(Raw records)
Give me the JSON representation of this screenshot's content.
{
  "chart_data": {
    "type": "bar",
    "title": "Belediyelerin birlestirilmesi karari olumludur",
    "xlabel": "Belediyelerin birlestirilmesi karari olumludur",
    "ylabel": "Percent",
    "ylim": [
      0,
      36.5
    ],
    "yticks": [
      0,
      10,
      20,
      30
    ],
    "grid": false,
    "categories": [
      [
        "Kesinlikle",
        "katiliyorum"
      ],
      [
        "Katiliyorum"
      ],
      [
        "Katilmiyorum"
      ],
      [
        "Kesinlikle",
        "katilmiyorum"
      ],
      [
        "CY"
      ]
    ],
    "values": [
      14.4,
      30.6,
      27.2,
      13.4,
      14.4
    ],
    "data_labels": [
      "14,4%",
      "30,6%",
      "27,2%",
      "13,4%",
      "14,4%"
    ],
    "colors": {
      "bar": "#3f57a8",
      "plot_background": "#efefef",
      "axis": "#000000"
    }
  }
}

__STATED PROBLEM__: Please reproduce the entire listing, exactly as shown.

__WRITTEN RESPONSE__:
Give me the JSON representation of this screenshot's content.
{
  "chart_data": {
    "type": "bar",
    "title": "Belediyelerin birlestirilmesi karari olumludur",
    "xlabel": "Belediyelerin birlestirilmesi karari olumludur",
    "ylabel": "Percent",
    "ylim": [
      0,
      36.5
    ],
    "yticks": [
      0,
      10,
      20,
      30
    ],
    "grid": false,
    "categories": [
      [
        "Kesinlikle",
        "katiliyorum"
      ],
      [
        "Katiliyorum"
      ],
      [
        "Katilmiyorum"
      ],
      [
        "Kesinlikle",
        "katilmiyorum"
      ],
      [
        "CY"
      ]
    ],
    "values": [
      14.4,
      30.6,
      27.2,
      13.4,
      14.4
    ],
    "data_labels": [
      "14,4%",
      "30,6%",
      "27,2%",
      "13,4%",
      "14,4%"
    ],
    "colors": {
      "bar": "#3f57a8",
      "plot_background": "#efefef",
      "axis": "#000000"
    }
  }
}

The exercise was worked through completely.